## Assignment
Could you please find each line in the records that contains the word "enum" and copy it?

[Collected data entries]

*** Block opens ***

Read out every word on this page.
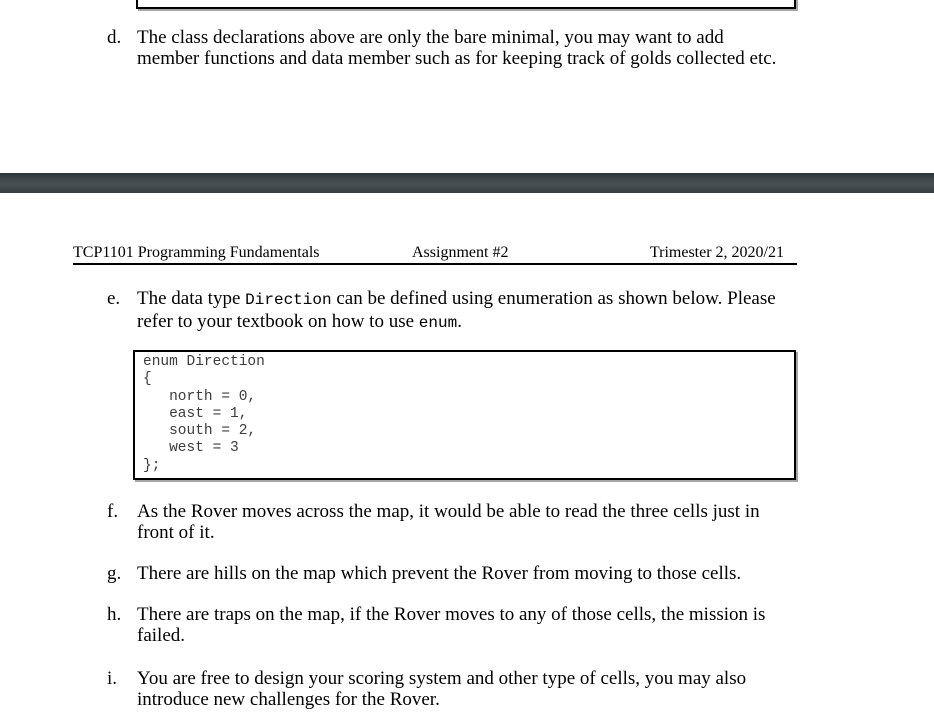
d. The class declarations above are only the bare minimal, you may want to add member functions and data member such as for keeping track of golds collected etc.
TCP1101 Programming Fundamentals	Assignment #2	Trimester 2, 2020/21
e. The data type Direction can be defined using enumeration as shown below. Please refer to your textbook on how to use enum.
enum Direction
{
north = 0,
east = 1,
south = 2,
west = 3
};
f. As the Rover moves across the map, it would be able to read the three cells just in front of it.
g. There are hills on the map which prevent the Rover from moving to those cells.
h. There are traps on the map, if the Rover moves to any of those cells, the mission is failed.
i. You are free to design your scoring system and other type of cells, you may also introduce new challenges for the Rover.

*** Block closes ***

## Reply to the exercise
e. The data type Direction can be defined using enumeration as shown below. Please refer to your textbook on how to use enum.
enum Direction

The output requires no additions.